WHAT YOU WILL DO. List all the lines in these records that hold "January".
[begin MATERIAL PROVIDED]
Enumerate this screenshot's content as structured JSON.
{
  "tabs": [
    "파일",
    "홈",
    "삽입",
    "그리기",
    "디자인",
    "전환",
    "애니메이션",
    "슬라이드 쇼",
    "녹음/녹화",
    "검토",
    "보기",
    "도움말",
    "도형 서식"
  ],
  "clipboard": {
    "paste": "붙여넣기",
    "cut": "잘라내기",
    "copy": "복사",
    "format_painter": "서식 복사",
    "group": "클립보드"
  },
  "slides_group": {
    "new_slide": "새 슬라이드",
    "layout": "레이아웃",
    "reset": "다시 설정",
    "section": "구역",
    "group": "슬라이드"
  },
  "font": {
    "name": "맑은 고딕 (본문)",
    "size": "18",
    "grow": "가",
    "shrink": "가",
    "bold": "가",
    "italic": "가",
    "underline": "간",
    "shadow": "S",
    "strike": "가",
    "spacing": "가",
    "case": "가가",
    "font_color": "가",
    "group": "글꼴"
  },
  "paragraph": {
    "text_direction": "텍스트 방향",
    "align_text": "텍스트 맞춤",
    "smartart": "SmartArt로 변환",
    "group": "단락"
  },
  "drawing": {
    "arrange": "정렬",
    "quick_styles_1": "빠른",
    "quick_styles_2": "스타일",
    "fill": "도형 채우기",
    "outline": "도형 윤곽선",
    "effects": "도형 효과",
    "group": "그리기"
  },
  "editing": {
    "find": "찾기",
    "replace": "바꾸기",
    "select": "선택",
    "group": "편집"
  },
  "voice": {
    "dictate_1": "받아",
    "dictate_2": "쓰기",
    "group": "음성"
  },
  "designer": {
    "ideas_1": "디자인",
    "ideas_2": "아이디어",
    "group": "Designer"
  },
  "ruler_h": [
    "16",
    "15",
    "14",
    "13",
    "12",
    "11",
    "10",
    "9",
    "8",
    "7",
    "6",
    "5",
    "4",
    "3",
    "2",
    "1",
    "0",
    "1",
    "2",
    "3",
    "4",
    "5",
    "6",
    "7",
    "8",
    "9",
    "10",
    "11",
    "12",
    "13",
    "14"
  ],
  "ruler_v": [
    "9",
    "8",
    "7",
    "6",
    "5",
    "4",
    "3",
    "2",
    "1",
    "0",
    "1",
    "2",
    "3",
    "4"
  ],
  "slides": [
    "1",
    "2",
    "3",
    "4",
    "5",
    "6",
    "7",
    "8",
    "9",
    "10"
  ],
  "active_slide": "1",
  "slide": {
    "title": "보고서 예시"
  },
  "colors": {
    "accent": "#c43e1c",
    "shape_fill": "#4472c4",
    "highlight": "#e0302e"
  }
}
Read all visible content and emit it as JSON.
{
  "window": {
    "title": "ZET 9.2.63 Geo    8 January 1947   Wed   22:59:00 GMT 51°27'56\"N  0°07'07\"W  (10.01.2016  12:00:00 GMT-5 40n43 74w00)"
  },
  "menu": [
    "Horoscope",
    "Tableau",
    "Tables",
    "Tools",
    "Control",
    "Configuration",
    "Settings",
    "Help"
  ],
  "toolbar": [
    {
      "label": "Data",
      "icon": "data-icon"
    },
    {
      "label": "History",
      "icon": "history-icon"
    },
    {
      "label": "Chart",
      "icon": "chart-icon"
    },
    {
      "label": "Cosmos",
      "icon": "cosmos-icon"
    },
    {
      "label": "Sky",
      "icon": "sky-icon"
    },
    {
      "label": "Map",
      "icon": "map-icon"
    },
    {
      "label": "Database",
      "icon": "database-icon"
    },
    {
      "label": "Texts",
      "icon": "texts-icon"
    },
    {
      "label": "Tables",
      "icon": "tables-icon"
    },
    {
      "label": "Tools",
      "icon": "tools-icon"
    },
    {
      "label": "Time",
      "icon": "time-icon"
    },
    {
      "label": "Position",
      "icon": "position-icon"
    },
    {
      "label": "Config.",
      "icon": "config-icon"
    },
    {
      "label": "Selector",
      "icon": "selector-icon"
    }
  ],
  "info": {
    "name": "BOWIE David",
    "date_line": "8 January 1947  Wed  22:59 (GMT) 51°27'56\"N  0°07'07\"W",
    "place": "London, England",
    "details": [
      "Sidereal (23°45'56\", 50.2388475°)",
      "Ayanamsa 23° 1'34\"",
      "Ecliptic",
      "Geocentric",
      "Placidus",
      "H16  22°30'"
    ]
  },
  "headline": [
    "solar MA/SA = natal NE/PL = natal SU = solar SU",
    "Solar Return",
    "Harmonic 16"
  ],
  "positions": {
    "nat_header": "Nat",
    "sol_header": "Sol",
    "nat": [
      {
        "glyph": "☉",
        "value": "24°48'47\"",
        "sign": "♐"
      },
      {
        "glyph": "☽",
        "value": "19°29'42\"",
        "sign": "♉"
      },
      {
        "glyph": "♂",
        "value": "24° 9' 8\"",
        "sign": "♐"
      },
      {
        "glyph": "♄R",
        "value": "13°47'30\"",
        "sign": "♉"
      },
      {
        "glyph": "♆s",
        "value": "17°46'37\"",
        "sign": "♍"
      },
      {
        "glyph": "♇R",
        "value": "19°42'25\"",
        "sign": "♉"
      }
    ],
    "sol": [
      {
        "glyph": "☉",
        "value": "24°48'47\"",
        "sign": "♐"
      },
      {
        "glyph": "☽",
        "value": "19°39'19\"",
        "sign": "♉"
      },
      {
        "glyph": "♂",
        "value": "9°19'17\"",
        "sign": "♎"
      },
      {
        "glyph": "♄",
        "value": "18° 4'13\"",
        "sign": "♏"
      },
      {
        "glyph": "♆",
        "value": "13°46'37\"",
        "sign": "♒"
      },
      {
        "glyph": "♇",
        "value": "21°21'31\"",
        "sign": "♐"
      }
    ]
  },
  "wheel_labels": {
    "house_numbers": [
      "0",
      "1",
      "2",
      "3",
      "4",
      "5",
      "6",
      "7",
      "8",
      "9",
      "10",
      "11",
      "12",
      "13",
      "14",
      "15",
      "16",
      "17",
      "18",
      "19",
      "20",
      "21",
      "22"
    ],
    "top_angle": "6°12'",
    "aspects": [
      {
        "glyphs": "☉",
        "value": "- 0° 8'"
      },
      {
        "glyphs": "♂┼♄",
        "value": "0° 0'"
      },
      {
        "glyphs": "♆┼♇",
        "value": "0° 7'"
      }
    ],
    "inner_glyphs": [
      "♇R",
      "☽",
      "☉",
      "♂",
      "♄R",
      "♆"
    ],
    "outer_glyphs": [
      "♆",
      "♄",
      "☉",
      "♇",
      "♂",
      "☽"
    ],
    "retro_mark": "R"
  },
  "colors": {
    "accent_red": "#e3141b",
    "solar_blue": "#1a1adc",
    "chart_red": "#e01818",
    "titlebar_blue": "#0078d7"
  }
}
[end MATERIAL PROVIDED]
SOLUTION.
    "title": "ZET 9.2.63 Geo    8 January 1947   Wed   22:59:00 GMT 51°27'56\"N  0°07'07\"W  (10.01.2016  12:00:00 GMT-5 40n43 74w00)"
    "date_line": "8 January 1947  Wed  22:59 (GMT) 51°27'56\"N  0°07'07\"W",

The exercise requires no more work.